— start Recorded data —

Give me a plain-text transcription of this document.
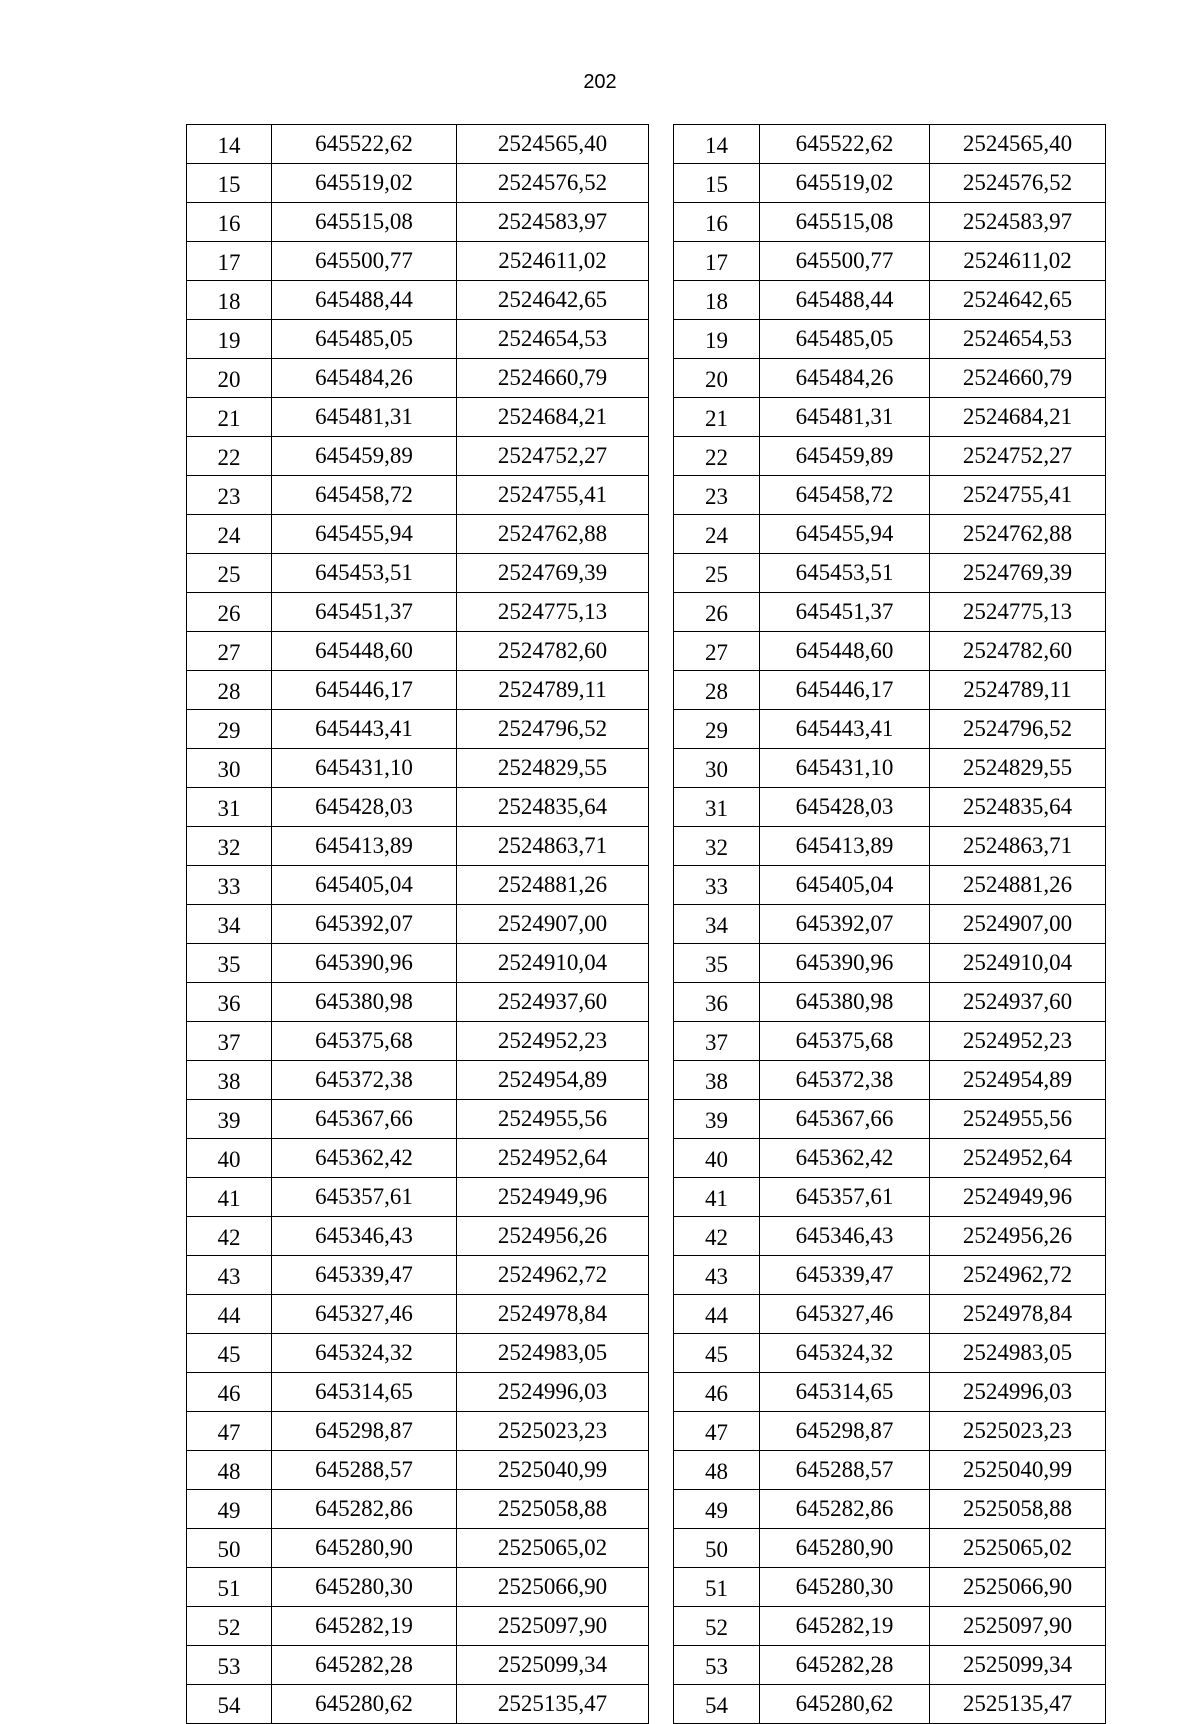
202
14	645522,62	2524565,40
15	645519,02	2524576,52
16	645515,08	2524583,97
17	645500,77	2524611,02
18	645488,44	2524642,65
19	645485,05	2524654,53
20	645484,26	2524660,79
21	645481,31	2524684,21
22	645459,89	2524752,27
23	645458,72	2524755,41
24	645455,94	2524762,88
25	645453,51	2524769,39
26	645451,37	2524775,13
27	645448,60	2524782,60
28	645446,17	2524789,11
29	645443,41	2524796,52
30	645431,10	2524829,55
31	645428,03	2524835,64
32	645413,89	2524863,71
33	645405,04	2524881,26
34	645392,07	2524907,00
35	645390,96	2524910,04
36	645380,98	2524937,60
37	645375,68	2524952,23
38	645372,38	2524954,89
39	645367,66	2524955,56
40	645362,42	2524952,64
41	645357,61	2524949,96
42	645346,43	2524956,26
43	645339,47	2524962,72
44	645327,46	2524978,84
45	645324,32	2524983,05
46	645314,65	2524996,03
47	645298,87	2525023,23
48	645288,57	2525040,99
49	645282,86	2525058,88
50	645280,90	2525065,02
51	645280,30	2525066,90
52	645282,19	2525097,90
53	645282,28	2525099,34
54	645280,62	2525135,47
14	645522,62	2524565,40
15	645519,02	2524576,52
16	645515,08	2524583,97
17	645500,77	2524611,02
18	645488,44	2524642,65
19	645485,05	2524654,53
20	645484,26	2524660,79
21	645481,31	2524684,21
22	645459,89	2524752,27
23	645458,72	2524755,41
24	645455,94	2524762,88
25	645453,51	2524769,39
26	645451,37	2524775,13
27	645448,60	2524782,60
28	645446,17	2524789,11
29	645443,41	2524796,52
30	645431,10	2524829,55
31	645428,03	2524835,64
32	645413,89	2524863,71
33	645405,04	2524881,26
34	645392,07	2524907,00
35	645390,96	2524910,04
36	645380,98	2524937,60
37	645375,68	2524952,23
38	645372,38	2524954,89
39	645367,66	2524955,56
40	645362,42	2524952,64
41	645357,61	2524949,96
42	645346,43	2524956,26
43	645339,47	2524962,72
44	645327,46	2524978,84
45	645324,32	2524983,05
46	645314,65	2524996,03
47	645298,87	2525023,23
48	645288,57	2525040,99
49	645282,86	2525058,88
50	645280,90	2525065,02
51	645280,30	2525066,90
52	645282,19	2525097,90
53	645282,28	2525099,34
54	645280,62	2525135,47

— end Recorded data —

Without the pictures, write out the whole listing above exactly as it appears.

Give me a plain-text transcription of this document.
202
14	645522,62	2524565,40
15	645519,02	2524576,52
16	645515,08	2524583,97
17	645500,77	2524611,02
18	645488,44	2524642,65
19	645485,05	2524654,53
20	645484,26	2524660,79
21	645481,31	2524684,21
22	645459,89	2524752,27
23	645458,72	2524755,41
24	645455,94	2524762,88
25	645453,51	2524769,39
26	645451,37	2524775,13
27	645448,60	2524782,60
28	645446,17	2524789,11
29	645443,41	2524796,52
30	645431,10	2524829,55
31	645428,03	2524835,64
32	645413,89	2524863,71
33	645405,04	2524881,26
34	645392,07	2524907,00
35	645390,96	2524910,04
36	645380,98	2524937,60
37	645375,68	2524952,23
38	645372,38	2524954,89
39	645367,66	2524955,56
40	645362,42	2524952,64
41	645357,61	2524949,96
42	645346,43	2524956,26
43	645339,47	2524962,72
44	645327,46	2524978,84
45	645324,32	2524983,05
46	645314,65	2524996,03
47	645298,87	2525023,23
48	645288,57	2525040,99
49	645282,86	2525058,88
50	645280,90	2525065,02
51	645280,30	2525066,90
52	645282,19	2525097,90
53	645282,28	2525099,34
54	645280,62	2525135,47
14	645522,62	2524565,40
15	645519,02	2524576,52
16	645515,08	2524583,97
17	645500,77	2524611,02
18	645488,44	2524642,65
19	645485,05	2524654,53
20	645484,26	2524660,79
21	645481,31	2524684,21
22	645459,89	2524752,27
23	645458,72	2524755,41
24	645455,94	2524762,88
25	645453,51	2524769,39
26	645451,37	2524775,13
27	645448,60	2524782,60
28	645446,17	2524789,11
29	645443,41	2524796,52
30	645431,10	2524829,55
31	645428,03	2524835,64
32	645413,89	2524863,71
33	645405,04	2524881,26
34	645392,07	2524907,00
35	645390,96	2524910,04
36	645380,98	2524937,60
37	645375,68	2524952,23
38	645372,38	2524954,89
39	645367,66	2524955,56
40	645362,42	2524952,64
41	645357,61	2524949,96
42	645346,43	2524956,26
43	645339,47	2524962,72
44	645327,46	2524978,84
45	645324,32	2524983,05
46	645314,65	2524996,03
47	645298,87	2525023,23
48	645288,57	2525040,99
49	645282,86	2525058,88
50	645280,90	2525065,02
51	645280,30	2525066,90
52	645282,19	2525097,90
53	645282,28	2525099,34
54	645280,62	2525135,47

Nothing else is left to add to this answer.